:: MATERIAL TO PROCESS
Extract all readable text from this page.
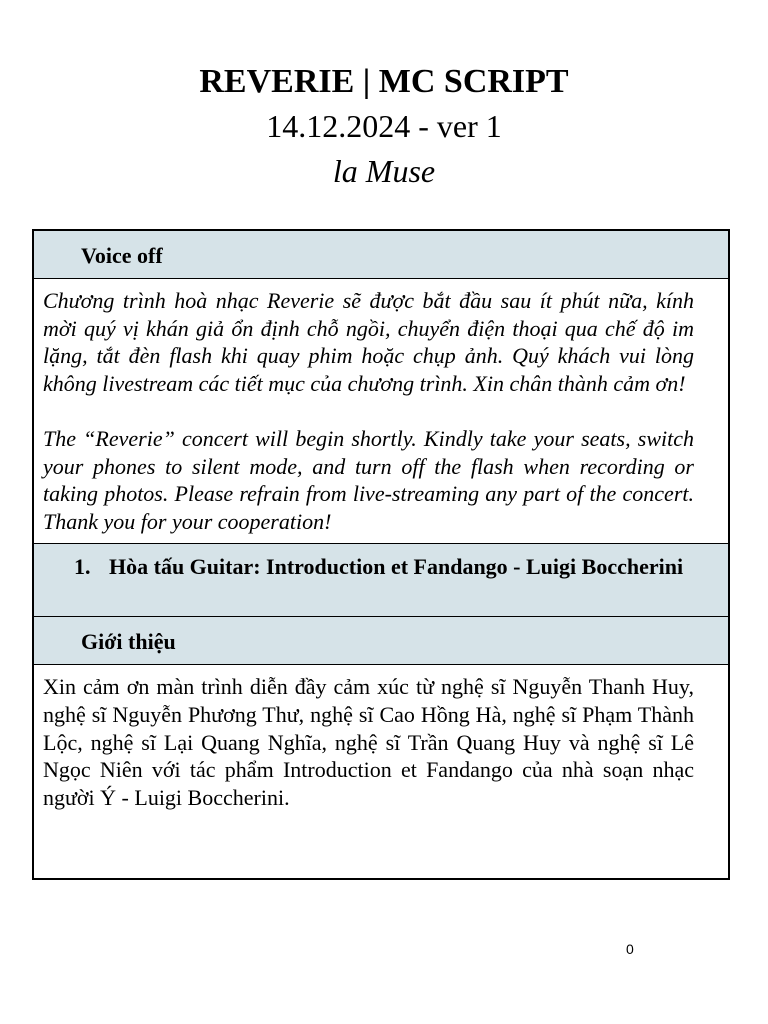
REVERIE | MC SCRIPT
14.12.2024 - ver 1
la Muse
Voice off

Chương trình hoà nhạc Reverie sẽ được bắt đầu sau ít phút nữa, kính mời quý vị khán giả ổn định chỗ ngồi, chuyển điện thoại qua chế độ im lặng, tắt đèn flash khi quay phim hoặc chụp ảnh. Quý khách vui lòng không livestream các tiết mục của chương trình. Xin chân thành cảm ơn!

The “Reverie” concert will begin shortly. Kindly take your seats, switch your phones to silent mode, and turn off the flash when recording or taking photos. Please refrain from live-streaming any part of the concert. Thank you for your cooperation!

1. Hòa tấu Guitar: Introduction et Fandango - Luigi Boccherini
Giới thiệu

Xin cảm ơn màn trình diễn đầy cảm xúc từ nghệ sĩ Nguyễn Thanh Huy, nghệ sĩ Nguyễn Phương Thư, nghệ sĩ Cao Hồng Hà, nghệ sĩ Phạm Thành Lộc, nghệ sĩ Lại Quang Nghĩa, nghệ sĩ Trần Quang Huy và nghệ sĩ Lê Ngọc Niên với tác phẩm Introduction et Fandango của nhà soạn nhạc người Ý - Luigi Boccherini.

0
::::
*WHAT TO DO*
Write out the listing word for word, omitting the pictures it holds.

*SOLUTION FOR THIS EXERCISE*
Extract all readable text from this page.
REVERIE | MC SCRIPT
14.12.2024 - ver 1
la Muse
Voice off

Chương trình hoà nhạc Reverie sẽ được bắt đầu sau ít phút nữa, kính mời quý vị khán giả ổn định chỗ ngồi, chuyển điện thoại qua chế độ im lặng, tắt đèn flash khi quay phim hoặc chụp ảnh. Quý khách vui lòng không livestream các tiết mục của chương trình. Xin chân thành cảm ơn!

The “Reverie” concert will begin shortly. Kindly take your seats, switch your phones to silent mode, and turn off the flash when recording or taking photos. Please refrain from live-streaming any part of the concert. Thank you for your cooperation!

1. Hòa tấu Guitar: Introduction et Fandango - Luigi Boccherini
Giới thiệu

Xin cảm ơn màn trình diễn đầy cảm xúc từ nghệ sĩ Nguyễn Thanh Huy, nghệ sĩ Nguyễn Phương Thư, nghệ sĩ Cao Hồng Hà, nghệ sĩ Phạm Thành Lộc, nghệ sĩ Lại Quang Nghĩa, nghệ sĩ Trần Quang Huy và nghệ sĩ Lê Ngọc Niên với tác phẩm Introduction et Fandango của nhà soạn nhạc người Ý - Luigi Boccherini.

0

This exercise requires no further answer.